* The exercise: Transcribe the records below exactly as they appear, omitting any pictures.
*** Exercise material
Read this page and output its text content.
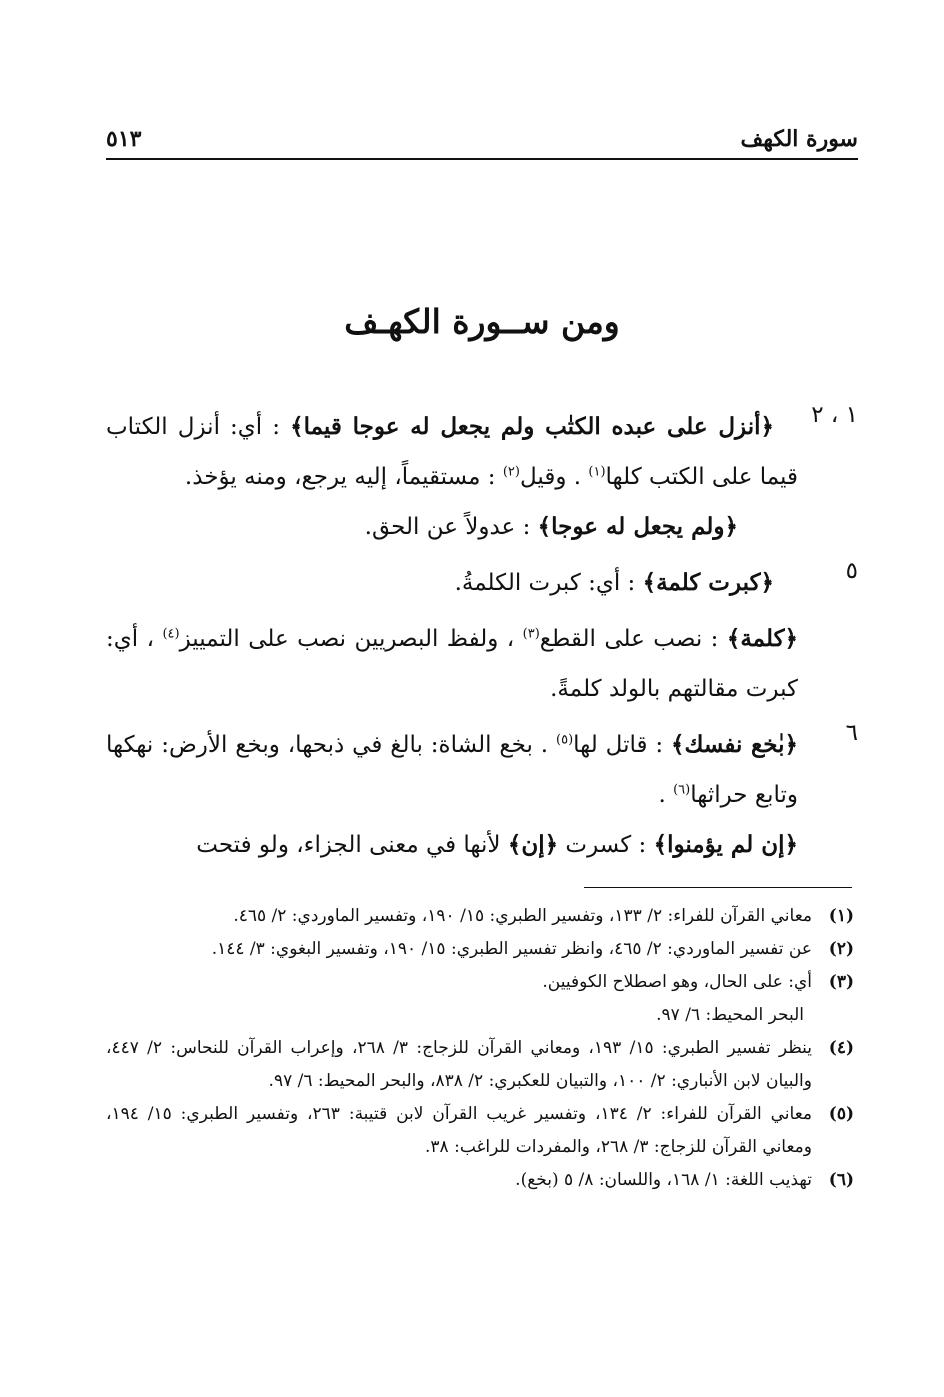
سورة الكهف
٥١٣
ومن ســورة الكهـف
١ ، ٢
﴿أنزل على عبده الكتٰب ولم يجعل له عوجا قيما﴾ : أي: أنزل الكتاب قيما على الكتب كلها$^{(١)}$ . وقيل$^{(٢)}$ : مستقيماً، إليه يرجع، ومنه يؤخذ.
﴿ولم يجعل له عوجا﴾ : عدولاً عن الحق.
٥
﴿كبرت كلمة﴾ : أي: كبرت الكلمةُ.
﴿كلمة﴾ : نصب على القطع$^{(٣)}$ ، ولفظ البصريين نصب على التمييز$^{(٤)}$ ، أي: كبرت مقالتهم بالولد كلمةً.
٦
﴿بٰخع نفسك﴾ : قاتل لها$^{(٥)}$ . بخع الشاة: بالغ في ذبحها، وبخع الأرض: نهكها وتابع حراثها$^{(٦)}$ .
﴿إن لم يؤمنوا﴾ : كسرت ﴿إن﴾ لأنها في معنى الجزاء، ولو فتحت
(١)
معاني القرآن للفراء: ٢/ ١٣٣، وتفسير الطبري: ١٥/ ١٩٠، وتفسير الماوردي: ٢/ ٤٦٥.
(٢)
عن تفسير الماوردي: ٢/ ٤٦٥، وانظر تفسير الطبري: ١٥/ ١٩٠، وتفسير البغوي: ٣/ ١٤٤.
(٣)
أي: على الحال، وهو اصطلاح الكوفيين.
البحر المحيط: ٦/ ٩٧.
(٤)
ينظر تفسير الطبري: ١٥/ ١٩٣، ومعاني القرآن للزجاج: ٣/ ٢٦٨، وإعراب القرآن للنحاس: ٢/ ٤٤٧، والبيان لابن الأنباري: ٢/ ١٠٠، والتبيان للعكبري: ٢/ ٨٣٨، والبحر المحيط: ٦/ ٩٧.
(٥)
معاني القرآن للفراء: ٢/ ١٣٤، وتفسير غريب القرآن لابن قتيبة: ٢٦٣، وتفسير الطبري: ١٥/ ١٩٤، ومعاني القرآن للزجاج: ٣/ ٢٦٨، والمفردات للراغب: ٣٨.
(٦)
تهذيب اللغة: ١/ ١٦٨، واللسان: ٨/ ٥ (بخع).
******
* Right answer:
Read this page and output its text content.
سورة الكهف
٥١٣
ومن ســورة الكهـف
١ ، ٢
﴿أنزل على عبده الكتٰب ولم يجعل له عوجا قيما﴾ : أي: أنزل الكتاب قيما على الكتب كلها$^{(١)}$ . وقيل$^{(٢)}$ : مستقيماً، إليه يرجع، ومنه يؤخذ.
﴿ولم يجعل له عوجا﴾ : عدولاً عن الحق.
٥
﴿كبرت كلمة﴾ : أي: كبرت الكلمةُ.
﴿كلمة﴾ : نصب على القطع$^{(٣)}$ ، ولفظ البصريين نصب على التمييز$^{(٤)}$ ، أي: كبرت مقالتهم بالولد كلمةً.
٦
﴿بٰخع نفسك﴾ : قاتل لها$^{(٥)}$ . بخع الشاة: بالغ في ذبحها، وبخع الأرض: نهكها وتابع حراثها$^{(٦)}$ .
﴿إن لم يؤمنوا﴾ : كسرت ﴿إن﴾ لأنها في معنى الجزاء، ولو فتحت
(١)
معاني القرآن للفراء: ٢/ ١٣٣، وتفسير الطبري: ١٥/ ١٩٠، وتفسير الماوردي: ٢/ ٤٦٥.
(٢)
عن تفسير الماوردي: ٢/ ٤٦٥، وانظر تفسير الطبري: ١٥/ ١٩٠، وتفسير البغوي: ٣/ ١٤٤.
(٣)
أي: على الحال، وهو اصطلاح الكوفيين.
البحر المحيط: ٦/ ٩٧.
(٤)
ينظر تفسير الطبري: ١٥/ ١٩٣، ومعاني القرآن للزجاج: ٣/ ٢٦٨، وإعراب القرآن للنحاس: ٢/ ٤٤٧، والبيان لابن الأنباري: ٢/ ١٠٠، والتبيان للعكبري: ٢/ ٨٣٨، والبحر المحيط: ٦/ ٩٧.
(٥)
معاني القرآن للفراء: ٢/ ١٣٤، وتفسير غريب القرآن لابن قتيبة: ٢٦٣، وتفسير الطبري: ١٥/ ١٩٤، ومعاني القرآن للزجاج: ٣/ ٢٦٨، والمفردات للراغب: ٣٨.
(٦)
تهذيب اللغة: ١/ ١٦٨، واللسان: ٨/ ٥ (بخع).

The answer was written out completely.